▶ [DATA LISTING]
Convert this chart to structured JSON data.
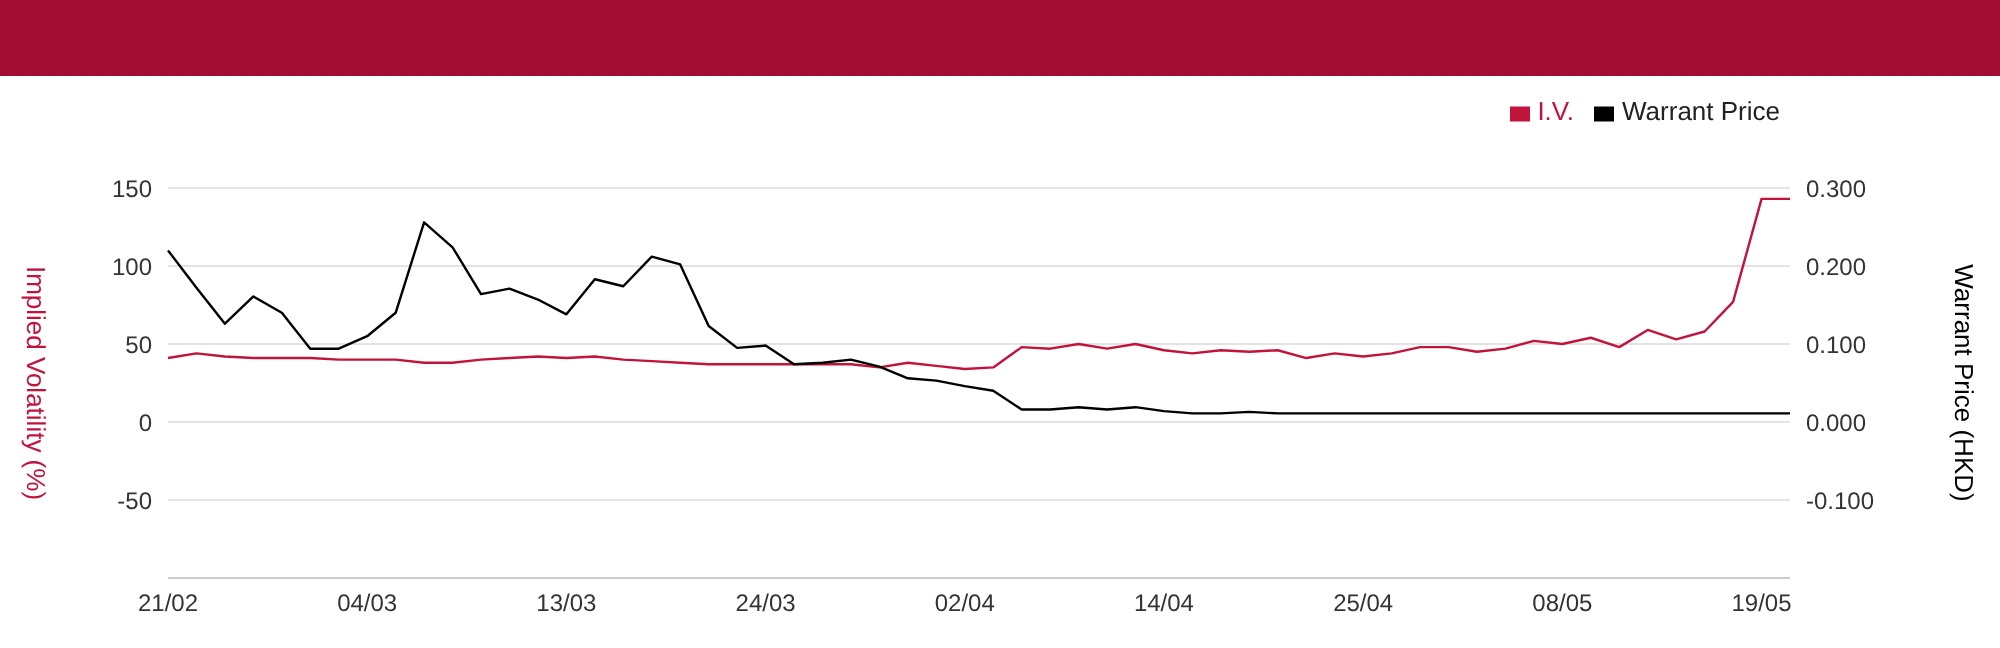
{
  "chart_data": {
    "type": "line",
    "categories": [
      "21/02",
      null,
      null,
      null,
      null,
      null,
      null,
      "04/03",
      null,
      null,
      null,
      null,
      null,
      null,
      "13/03",
      null,
      null,
      null,
      null,
      null,
      null,
      "24/03",
      null,
      null,
      null,
      null,
      null,
      null,
      "02/04",
      null,
      null,
      null,
      null,
      null,
      null,
      "14/04",
      null,
      null,
      null,
      null,
      null,
      null,
      "25/04",
      null,
      null,
      null,
      null,
      null,
      null,
      "08/05",
      null,
      null,
      null,
      null,
      null,
      null,
      "19/05",
      null
    ],
    "series": [
      {
        "name": "I.V.",
        "color": "#c0143c",
        "values": [
          41,
          44,
          42,
          41,
          41,
          41,
          40,
          40,
          40,
          38,
          38,
          40,
          41,
          42,
          41,
          42,
          40,
          39,
          38,
          37,
          37,
          37,
          37,
          37,
          37,
          35,
          38,
          36,
          34,
          35,
          48,
          47,
          50,
          47,
          50,
          46,
          44,
          46,
          45,
          46,
          41,
          44,
          42,
          44,
          48,
          48,
          45,
          47,
          52,
          50,
          54,
          48,
          59,
          53,
          58,
          77,
          143,
          143
        ]
      },
      {
        "name": "Warrant Price",
        "color": "#000000",
        "axis": "y2",
        "values": [
          0.22,
          0.172,
          0.126,
          0.161,
          0.14,
          0.094,
          0.094,
          0.11,
          0.14,
          0.256,
          0.224,
          0.164,
          0.171,
          0.157,
          0.138,
          0.183,
          0.174,
          0.212,
          0.202,
          0.123,
          0.095,
          0.098,
          0.074,
          0.076,
          0.08,
          0.071,
          0.056,
          0.053,
          0.046,
          0.04,
          0.016,
          0.016,
          0.019,
          0.016,
          0.019,
          0.014,
          0.011,
          0.011,
          0.013,
          0.011,
          0.011,
          0.011,
          0.011,
          0.011,
          0.011,
          0.011,
          0.011,
          0.011,
          0.011,
          0.011,
          0.011,
          0.011,
          0.011,
          0.011,
          0.011,
          0.011,
          0.011,
          0.011
        ]
      }
    ],
    "ylabel": "Implied Volatility (%)",
    "y2label": "Warrant Price (HKD)",
    "ylim": [
      -100,
      150
    ],
    "yticks": [
      -50,
      0,
      50,
      100,
      150
    ],
    "y2lim": [
      -0.2,
      0.3
    ],
    "y2ticks": [
      {
        "value": -0.1,
        "label": "-0.100"
      },
      {
        "value": 0,
        "label": "0.000"
      },
      {
        "value": 0.1,
        "label": "0.100"
      },
      {
        "value": 0.2,
        "label": "0.200"
      },
      {
        "value": 0.3,
        "label": "0.300"
      }
    ],
    "grid": "y",
    "legend": "top right",
    "marker": "none",
    "line_style": "solid"
  }
}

▶ [WHAT THIS TASK INVOLVES] Restate the data above exactly, stripping out each image.

▶ [RESULT FOR THIS EXERCISE]
Convert this chart to structured JSON data.
{
  "chart_data": {
    "type": "line",
    "categories": [
      "21/02",
      null,
      null,
      null,
      null,
      null,
      null,
      "04/03",
      null,
      null,
      null,
      null,
      null,
      null,
      "13/03",
      null,
      null,
      null,
      null,
      null,
      null,
      "24/03",
      null,
      null,
      null,
      null,
      null,
      null,
      "02/04",
      null,
      null,
      null,
      null,
      null,
      null,
      "14/04",
      null,
      null,
      null,
      null,
      null,
      null,
      "25/04",
      null,
      null,
      null,
      null,
      null,
      null,
      "08/05",
      null,
      null,
      null,
      null,
      null,
      null,
      "19/05",
      null
    ],
    "series": [
      {
        "name": "I.V.",
        "color": "#c0143c",
        "values": [
          41,
          44,
          42,
          41,
          41,
          41,
          40,
          40,
          40,
          38,
          38,
          40,
          41,
          42,
          41,
          42,
          40,
          39,
          38,
          37,
          37,
          37,
          37,
          37,
          37,
          35,
          38,
          36,
          34,
          35,
          48,
          47,
          50,
          47,
          50,
          46,
          44,
          46,
          45,
          46,
          41,
          44,
          42,
          44,
          48,
          48,
          45,
          47,
          52,
          50,
          54,
          48,
          59,
          53,
          58,
          77,
          143,
          143
        ]
      },
      {
        "name": "Warrant Price",
        "color": "#000000",
        "axis": "y2",
        "values": [
          0.22,
          0.172,
          0.126,
          0.161,
          0.14,
          0.094,
          0.094,
          0.11,
          0.14,
          0.256,
          0.224,
          0.164,
          0.171,
          0.157,
          0.138,
          0.183,
          0.174,
          0.212,
          0.202,
          0.123,
          0.095,
          0.098,
          0.074,
          0.076,
          0.08,
          0.071,
          0.056,
          0.053,
          0.046,
          0.04,
          0.016,
          0.016,
          0.019,
          0.016,
          0.019,
          0.014,
          0.011,
          0.011,
          0.013,
          0.011,
          0.011,
          0.011,
          0.011,
          0.011,
          0.011,
          0.011,
          0.011,
          0.011,
          0.011,
          0.011,
          0.011,
          0.011,
          0.011,
          0.011,
          0.011,
          0.011,
          0.011,
          0.011
        ]
      }
    ],
    "ylabel": "Implied Volatility (%)",
    "y2label": "Warrant Price (HKD)",
    "ylim": [
      -100,
      150
    ],
    "yticks": [
      -50,
      0,
      50,
      100,
      150
    ],
    "y2lim": [
      -0.2,
      0.3
    ],
    "y2ticks": [
      {
        "value": -0.1,
        "label": "-0.100"
      },
      {
        "value": 0,
        "label": "0.000"
      },
      {
        "value": 0.1,
        "label": "0.100"
      },
      {
        "value": 0.2,
        "label": "0.200"
      },
      {
        "value": 0.3,
        "label": "0.300"
      }
    ],
    "grid": "y",
    "legend": "top right",
    "marker": "none",
    "line_style": "solid"
  }
}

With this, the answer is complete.